(Items from a dataset)
****************
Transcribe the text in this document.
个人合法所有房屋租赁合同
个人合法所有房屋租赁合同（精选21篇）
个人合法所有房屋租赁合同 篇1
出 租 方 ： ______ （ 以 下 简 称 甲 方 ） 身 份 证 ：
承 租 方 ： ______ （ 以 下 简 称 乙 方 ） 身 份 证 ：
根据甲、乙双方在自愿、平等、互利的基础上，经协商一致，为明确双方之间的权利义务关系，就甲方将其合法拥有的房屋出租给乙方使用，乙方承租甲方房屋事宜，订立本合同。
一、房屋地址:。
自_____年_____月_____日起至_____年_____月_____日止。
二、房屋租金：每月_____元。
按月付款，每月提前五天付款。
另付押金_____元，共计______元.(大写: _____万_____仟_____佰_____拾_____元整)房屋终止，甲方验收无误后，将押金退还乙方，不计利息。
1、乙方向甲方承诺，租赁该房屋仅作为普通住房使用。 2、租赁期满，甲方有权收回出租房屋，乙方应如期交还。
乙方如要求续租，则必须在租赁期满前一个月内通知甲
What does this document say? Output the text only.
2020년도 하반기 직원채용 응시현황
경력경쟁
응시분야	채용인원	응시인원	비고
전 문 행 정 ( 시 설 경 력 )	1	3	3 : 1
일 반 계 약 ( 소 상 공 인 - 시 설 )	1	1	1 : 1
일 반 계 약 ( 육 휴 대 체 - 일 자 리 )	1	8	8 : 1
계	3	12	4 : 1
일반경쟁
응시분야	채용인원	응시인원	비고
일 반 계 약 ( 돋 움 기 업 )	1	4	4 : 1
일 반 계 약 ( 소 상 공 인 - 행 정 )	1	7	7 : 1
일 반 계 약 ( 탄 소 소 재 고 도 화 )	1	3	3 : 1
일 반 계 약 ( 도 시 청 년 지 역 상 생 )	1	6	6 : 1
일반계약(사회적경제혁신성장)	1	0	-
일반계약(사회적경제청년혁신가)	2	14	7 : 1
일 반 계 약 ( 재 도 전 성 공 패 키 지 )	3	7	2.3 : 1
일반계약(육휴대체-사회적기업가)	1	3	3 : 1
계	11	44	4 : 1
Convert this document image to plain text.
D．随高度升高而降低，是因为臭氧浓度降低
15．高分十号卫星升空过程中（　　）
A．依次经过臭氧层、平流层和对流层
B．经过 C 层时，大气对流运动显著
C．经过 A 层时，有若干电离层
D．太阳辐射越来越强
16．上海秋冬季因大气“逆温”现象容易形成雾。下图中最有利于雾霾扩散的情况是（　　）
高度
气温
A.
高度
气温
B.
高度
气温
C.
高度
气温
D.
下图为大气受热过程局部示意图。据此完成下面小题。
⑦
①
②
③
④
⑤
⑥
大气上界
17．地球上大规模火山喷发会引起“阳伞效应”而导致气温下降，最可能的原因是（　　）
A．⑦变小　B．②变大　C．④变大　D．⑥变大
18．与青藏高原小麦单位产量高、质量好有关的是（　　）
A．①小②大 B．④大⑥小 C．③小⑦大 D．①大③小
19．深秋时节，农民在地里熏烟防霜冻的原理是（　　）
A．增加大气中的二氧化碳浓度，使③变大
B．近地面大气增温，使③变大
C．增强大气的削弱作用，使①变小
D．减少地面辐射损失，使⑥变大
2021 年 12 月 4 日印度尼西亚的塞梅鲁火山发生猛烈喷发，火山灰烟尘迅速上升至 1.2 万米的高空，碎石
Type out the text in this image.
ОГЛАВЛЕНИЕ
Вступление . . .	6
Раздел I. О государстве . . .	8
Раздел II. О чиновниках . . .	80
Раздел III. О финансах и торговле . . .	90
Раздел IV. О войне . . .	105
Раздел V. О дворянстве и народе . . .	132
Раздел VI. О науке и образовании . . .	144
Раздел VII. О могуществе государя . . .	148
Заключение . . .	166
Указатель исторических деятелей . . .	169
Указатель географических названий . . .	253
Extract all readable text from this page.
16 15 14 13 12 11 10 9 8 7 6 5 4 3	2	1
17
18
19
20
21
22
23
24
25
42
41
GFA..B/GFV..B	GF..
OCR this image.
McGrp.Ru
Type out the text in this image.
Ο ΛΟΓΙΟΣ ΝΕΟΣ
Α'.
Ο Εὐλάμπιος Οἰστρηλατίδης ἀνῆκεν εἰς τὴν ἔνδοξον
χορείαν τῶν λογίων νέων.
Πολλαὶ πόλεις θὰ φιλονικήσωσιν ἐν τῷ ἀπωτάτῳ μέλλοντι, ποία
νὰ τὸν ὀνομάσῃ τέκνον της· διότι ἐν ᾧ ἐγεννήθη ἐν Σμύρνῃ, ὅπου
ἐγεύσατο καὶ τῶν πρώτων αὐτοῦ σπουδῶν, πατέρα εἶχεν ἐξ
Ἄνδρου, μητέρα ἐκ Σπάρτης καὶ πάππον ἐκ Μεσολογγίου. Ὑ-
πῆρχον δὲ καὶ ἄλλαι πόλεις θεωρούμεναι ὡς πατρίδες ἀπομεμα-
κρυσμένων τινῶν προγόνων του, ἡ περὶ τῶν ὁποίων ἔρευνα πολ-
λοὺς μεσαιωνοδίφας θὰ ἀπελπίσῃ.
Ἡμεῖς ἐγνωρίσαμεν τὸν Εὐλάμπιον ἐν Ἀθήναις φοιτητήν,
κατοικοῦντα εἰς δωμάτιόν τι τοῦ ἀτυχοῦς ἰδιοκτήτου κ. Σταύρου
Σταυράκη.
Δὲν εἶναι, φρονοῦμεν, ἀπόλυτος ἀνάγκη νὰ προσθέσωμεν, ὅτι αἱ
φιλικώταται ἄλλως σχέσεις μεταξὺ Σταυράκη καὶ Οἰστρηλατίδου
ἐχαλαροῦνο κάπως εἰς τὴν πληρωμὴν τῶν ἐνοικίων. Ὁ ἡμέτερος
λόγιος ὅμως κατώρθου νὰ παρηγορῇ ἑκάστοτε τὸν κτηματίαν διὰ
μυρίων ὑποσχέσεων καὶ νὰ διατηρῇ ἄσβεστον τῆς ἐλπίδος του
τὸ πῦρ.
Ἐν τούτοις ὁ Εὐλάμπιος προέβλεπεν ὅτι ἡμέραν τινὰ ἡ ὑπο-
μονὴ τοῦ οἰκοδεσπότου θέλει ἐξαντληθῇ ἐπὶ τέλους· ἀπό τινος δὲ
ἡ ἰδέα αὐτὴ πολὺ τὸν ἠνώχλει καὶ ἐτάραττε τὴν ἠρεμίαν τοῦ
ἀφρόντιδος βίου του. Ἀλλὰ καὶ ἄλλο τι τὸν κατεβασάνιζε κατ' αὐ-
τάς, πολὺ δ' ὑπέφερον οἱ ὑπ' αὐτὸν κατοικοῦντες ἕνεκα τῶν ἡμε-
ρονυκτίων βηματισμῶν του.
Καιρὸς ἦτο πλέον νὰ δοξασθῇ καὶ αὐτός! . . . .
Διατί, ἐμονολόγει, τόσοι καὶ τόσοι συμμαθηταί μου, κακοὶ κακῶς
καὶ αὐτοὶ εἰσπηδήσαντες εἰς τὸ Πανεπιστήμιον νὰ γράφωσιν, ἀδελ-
****************
» Aim: Return each line of the records above exactly as it reads.

» Output:
Transcribe the text in this document.
个人合法所有房屋租赁合同
个人合法所有房屋租赁合同（精选21篇）
个人合法所有房屋租赁合同 篇1
出 租 方 ： ______ （ 以 下 简 称 甲 方 ） 身 份 证 ：
承 租 方 ： ______ （ 以 下 简 称 乙 方 ） 身 份 证 ：
根据甲、乙双方在自愿、平等、互利的基础上，经协商一致，为明确双方之间的权利义务关系，就甲方将其合法拥有的房屋出租给乙方使用，乙方承租甲方房屋事宜，订立本合同。
一、房屋地址:。
自_____年_____月_____日起至_____年_____月_____日止。
二、房屋租金：每月_____元。
按月付款，每月提前五天付款。
另付押金_____元，共计______元.(大写: _____万_____仟_____佰_____拾_____元整)房屋终止，甲方验收无误后，将押金退还乙方，不计利息。
1、乙方向甲方承诺，租赁该房屋仅作为普通住房使用。 2、租赁期满，甲方有权收回出租房屋，乙方应如期交还。
乙方如要求续租，则必须在租赁期满前一个月内通知甲
What does this document say? Output the text only.
2020년도 하반기 직원채용 응시현황
경력경쟁
응시분야	채용인원	응시인원	비고
전 문 행 정 ( 시 설 경 력 )	1	3	3 : 1
일 반 계 약 ( 소 상 공 인 - 시 설 )	1	1	1 : 1
일 반 계 약 ( 육 휴 대 체 - 일 자 리 )	1	8	8 : 1
계	3	12	4 : 1
일반경쟁
응시분야	채용인원	응시인원	비고
일 반 계 약 ( 돋 움 기 업 )	1	4	4 : 1
일 반 계 약 ( 소 상 공 인 - 행 정 )	1	7	7 : 1
일 반 계 약 ( 탄 소 소 재 고 도 화 )	1	3	3 : 1
일 반 계 약 ( 도 시 청 년 지 역 상 생 )	1	6	6 : 1
일반계약(사회적경제혁신성장)	1	0	-
일반계약(사회적경제청년혁신가)	2	14	7 : 1
일 반 계 약 ( 재 도 전 성 공 패 키 지 )	3	7	2.3 : 1
일반계약(육휴대체-사회적기업가)	1	3	3 : 1
계	11	44	4 : 1
Convert this document image to plain text.
D．随高度升高而降低，是因为臭氧浓度降低
15．高分十号卫星升空过程中（　　）
A．依次经过臭氧层、平流层和对流层
B．经过 C 层时，大气对流运动显著
C．经过 A 层时，有若干电离层
D．太阳辐射越来越强
16．上海秋冬季因大气“逆温”现象容易形成雾。下图中最有利于雾霾扩散的情况是（　　）
高度
气温
A.
高度
气温
B.
高度
气温
C.
高度
气温
D.
下图为大气受热过程局部示意图。据此完成下面小题。
⑦
①
②
③
④
⑤
⑥
大气上界
17．地球上大规模火山喷发会引起“阳伞效应”而导致气温下降，最可能的原因是（　　）
A．⑦变小　B．②变大　C．④变大　D．⑥变大
18．与青藏高原小麦单位产量高、质量好有关的是（　　）
A．①小②大 B．④大⑥小 C．③小⑦大 D．①大③小
19．深秋时节，农民在地里熏烟防霜冻的原理是（　　）
A．增加大气中的二氧化碳浓度，使③变大
B．近地面大气增温，使③变大
C．增强大气的削弱作用，使①变小
D．减少地面辐射损失，使⑥变大
2021 年 12 月 4 日印度尼西亚的塞梅鲁火山发生猛烈喷发，火山灰烟尘迅速上升至 1.2 万米的高空，碎石
Type out the text in this image.
ОГЛАВЛЕНИЕ
Вступление . . .	6
Раздел I. О государстве . . .	8
Раздел II. О чиновниках . . .	80
Раздел III. О финансах и торговле . . .	90
Раздел IV. О войне . . .	105
Раздел V. О дворянстве и народе . . .	132
Раздел VI. О науке и образовании . . .	144
Раздел VII. О могуществе государя . . .	148
Заключение . . .	166
Указатель исторических деятелей . . .	169
Указатель географических названий . . .	253
Extract all readable text from this page.
16 15 14 13 12 11 10 9 8 7 6 5 4 3	2	1
17
18
19
20
21
22
23
24
25
42
41
GFA..B/GFV..B	GF..
OCR this image.
McGrp.Ru
Type out the text in this image.
Ο ΛΟΓΙΟΣ ΝΕΟΣ
Α'.
Ο Εὐλάμπιος Οἰστρηλατίδης ἀνῆκεν εἰς τὴν ἔνδοξον
χορείαν τῶν λογίων νέων.
Πολλαὶ πόλεις θὰ φιλονικήσωσιν ἐν τῷ ἀπωτάτῳ μέλλοντι, ποία
νὰ τὸν ὀνομάσῃ τέκνον της· διότι ἐν ᾧ ἐγεννήθη ἐν Σμύρνῃ, ὅπου
ἐγεύσατο καὶ τῶν πρώτων αὐτοῦ σπουδῶν, πατέρα εἶχεν ἐξ
Ἄνδρου, μητέρα ἐκ Σπάρτης καὶ πάππον ἐκ Μεσολογγίου. Ὑ-
πῆρχον δὲ καὶ ἄλλαι πόλεις θεωρούμεναι ὡς πατρίδες ἀπομεμα-
κρυσμένων τινῶν προγόνων του, ἡ περὶ τῶν ὁποίων ἔρευνα πολ-
λοὺς μεσαιωνοδίφας θὰ ἀπελπίσῃ.
Ἡμεῖς ἐγνωρίσαμεν τὸν Εὐλάμπιον ἐν Ἀθήναις φοιτητήν,
κατοικοῦντα εἰς δωμάτιόν τι τοῦ ἀτυχοῦς ἰδιοκτήτου κ. Σταύρου
Σταυράκη.
Δὲν εἶναι, φρονοῦμεν, ἀπόλυτος ἀνάγκη νὰ προσθέσωμεν, ὅτι αἱ
φιλικώταται ἄλλως σχέσεις μεταξὺ Σταυράκη καὶ Οἰστρηλατίδου
ἐχαλαροῦνο κάπως εἰς τὴν πληρωμὴν τῶν ἐνοικίων. Ὁ ἡμέτερος
λόγιος ὅμως κατώρθου νὰ παρηγορῇ ἑκάστοτε τὸν κτηματίαν διὰ
μυρίων ὑποσχέσεων καὶ νὰ διατηρῇ ἄσβεστον τῆς ἐλπίδος του
τὸ πῦρ.
Ἐν τούτοις ὁ Εὐλάμπιος προέβλεπεν ὅτι ἡμέραν τινὰ ἡ ὑπο-
μονὴ τοῦ οἰκοδεσπότου θέλει ἐξαντληθῇ ἐπὶ τέλους· ἀπό τινος δὲ
ἡ ἰδέα αὐτὴ πολὺ τὸν ἠνώχλει καὶ ἐτάραττε τὴν ἠρεμίαν τοῦ
ἀφρόντιδος βίου του. Ἀλλὰ καὶ ἄλλο τι τὸν κατεβασάνιζε κατ' αὐ-
τάς, πολὺ δ' ὑπέφερον οἱ ὑπ' αὐτὸν κατοικοῦντες ἕνεκα τῶν ἡμε-
ρονυκτίων βηματισμῶν του.
Καιρὸς ἦτο πλέον νὰ δοξασθῇ καὶ αὐτός! . . . .
Διατί, ἐμονολόγει, τόσοι καὶ τόσοι συμμαθηταί μου, κακοὶ κακῶς
καὶ αὐτοὶ εἰσπηδήσαντες εἰς τὸ Πανεπιστήμιον νὰ γράφωσιν, ἀδελ-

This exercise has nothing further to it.